EXERCISE BRIEF
Determine the number of lines holding the word "HelpWriting"; answer with that number only.

AVAILABLE DATA
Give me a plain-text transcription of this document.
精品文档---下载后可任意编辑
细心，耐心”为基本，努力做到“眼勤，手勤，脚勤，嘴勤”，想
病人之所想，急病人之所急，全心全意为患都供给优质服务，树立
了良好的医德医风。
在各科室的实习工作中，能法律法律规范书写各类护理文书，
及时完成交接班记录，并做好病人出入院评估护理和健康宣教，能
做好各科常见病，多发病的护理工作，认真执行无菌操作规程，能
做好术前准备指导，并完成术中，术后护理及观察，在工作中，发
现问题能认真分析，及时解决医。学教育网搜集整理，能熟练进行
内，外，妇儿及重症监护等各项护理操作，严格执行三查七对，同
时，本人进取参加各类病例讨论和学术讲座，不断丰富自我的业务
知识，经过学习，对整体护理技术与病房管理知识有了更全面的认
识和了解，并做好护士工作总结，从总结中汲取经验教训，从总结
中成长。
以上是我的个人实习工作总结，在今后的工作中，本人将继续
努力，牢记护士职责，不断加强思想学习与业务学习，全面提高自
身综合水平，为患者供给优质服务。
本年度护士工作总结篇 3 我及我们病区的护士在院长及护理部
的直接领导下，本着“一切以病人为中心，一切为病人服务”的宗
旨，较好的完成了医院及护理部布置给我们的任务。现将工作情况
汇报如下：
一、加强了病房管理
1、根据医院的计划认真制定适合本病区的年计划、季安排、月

---

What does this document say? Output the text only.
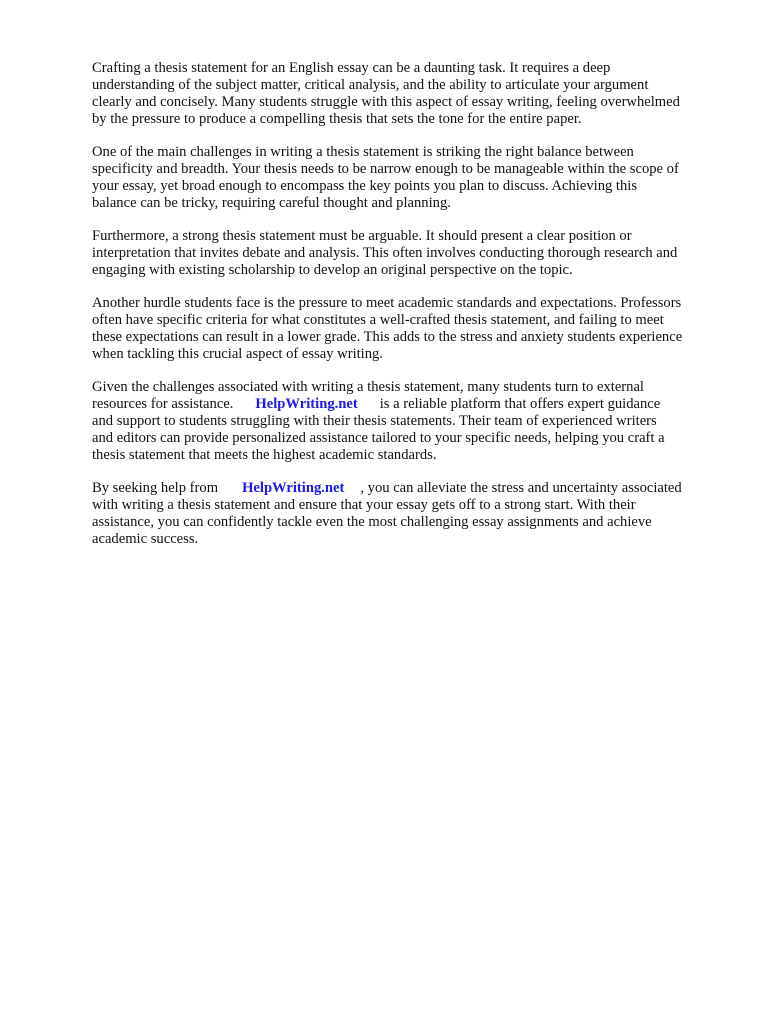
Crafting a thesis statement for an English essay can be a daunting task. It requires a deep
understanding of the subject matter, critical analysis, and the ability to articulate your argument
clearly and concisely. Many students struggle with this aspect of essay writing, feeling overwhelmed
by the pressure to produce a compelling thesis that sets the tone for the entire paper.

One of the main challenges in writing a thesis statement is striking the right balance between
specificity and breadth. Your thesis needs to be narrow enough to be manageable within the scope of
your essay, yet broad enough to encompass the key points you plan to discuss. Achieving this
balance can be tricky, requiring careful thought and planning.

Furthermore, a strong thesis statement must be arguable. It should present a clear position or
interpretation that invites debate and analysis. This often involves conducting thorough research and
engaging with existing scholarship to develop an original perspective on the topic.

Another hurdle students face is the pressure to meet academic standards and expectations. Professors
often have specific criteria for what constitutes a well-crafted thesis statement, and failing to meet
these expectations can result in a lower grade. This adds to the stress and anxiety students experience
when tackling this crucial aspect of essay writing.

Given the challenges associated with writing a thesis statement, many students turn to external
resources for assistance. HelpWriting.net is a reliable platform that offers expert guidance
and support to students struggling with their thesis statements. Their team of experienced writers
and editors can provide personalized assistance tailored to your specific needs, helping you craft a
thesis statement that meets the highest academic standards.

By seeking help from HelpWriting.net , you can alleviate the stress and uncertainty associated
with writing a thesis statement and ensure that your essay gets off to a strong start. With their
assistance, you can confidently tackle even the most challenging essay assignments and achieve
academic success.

---

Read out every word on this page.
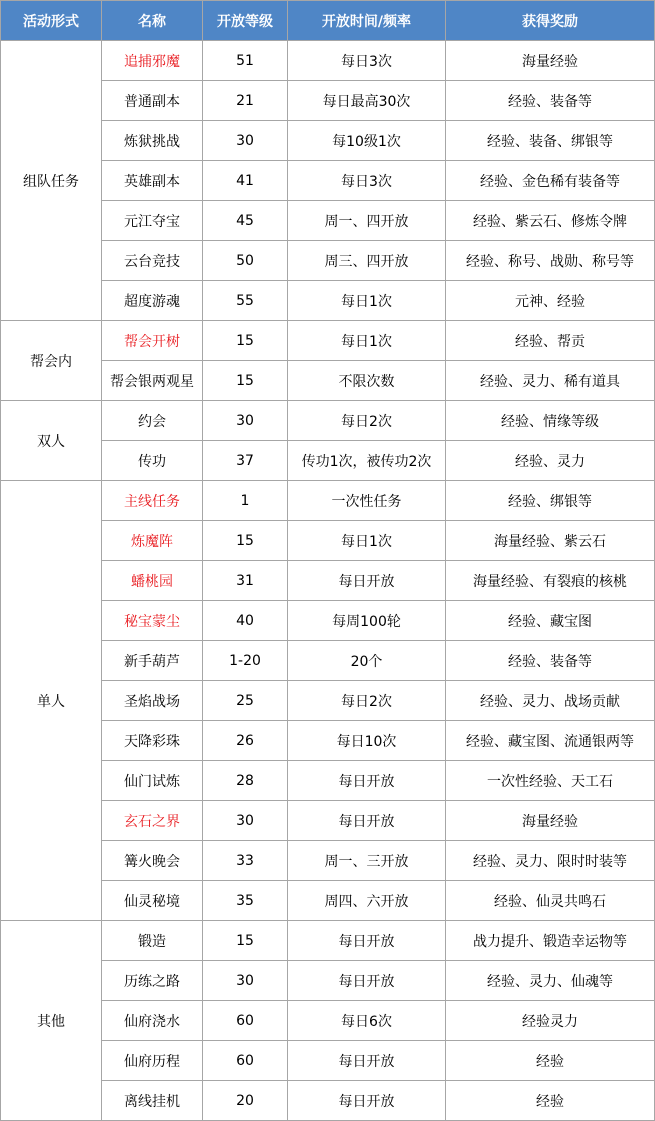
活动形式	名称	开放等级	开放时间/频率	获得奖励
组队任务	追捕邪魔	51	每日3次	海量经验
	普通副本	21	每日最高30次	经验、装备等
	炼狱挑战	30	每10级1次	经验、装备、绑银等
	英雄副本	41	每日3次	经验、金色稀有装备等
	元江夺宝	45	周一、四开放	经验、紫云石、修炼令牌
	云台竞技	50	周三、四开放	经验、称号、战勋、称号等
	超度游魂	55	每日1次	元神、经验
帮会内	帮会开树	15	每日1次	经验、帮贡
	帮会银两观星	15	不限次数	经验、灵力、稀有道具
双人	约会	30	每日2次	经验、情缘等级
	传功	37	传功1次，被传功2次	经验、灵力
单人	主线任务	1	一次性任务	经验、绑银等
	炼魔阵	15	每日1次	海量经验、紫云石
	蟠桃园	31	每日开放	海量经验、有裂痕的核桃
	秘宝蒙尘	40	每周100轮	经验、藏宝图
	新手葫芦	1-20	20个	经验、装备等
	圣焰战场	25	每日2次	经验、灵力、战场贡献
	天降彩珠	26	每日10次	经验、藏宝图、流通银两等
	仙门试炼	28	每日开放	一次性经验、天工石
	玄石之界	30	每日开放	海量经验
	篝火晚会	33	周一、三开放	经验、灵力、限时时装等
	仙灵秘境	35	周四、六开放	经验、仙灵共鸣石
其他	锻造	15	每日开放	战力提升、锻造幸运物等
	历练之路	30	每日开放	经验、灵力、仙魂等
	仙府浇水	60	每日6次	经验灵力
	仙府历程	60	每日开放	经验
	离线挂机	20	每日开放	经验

THE SOLUTION
2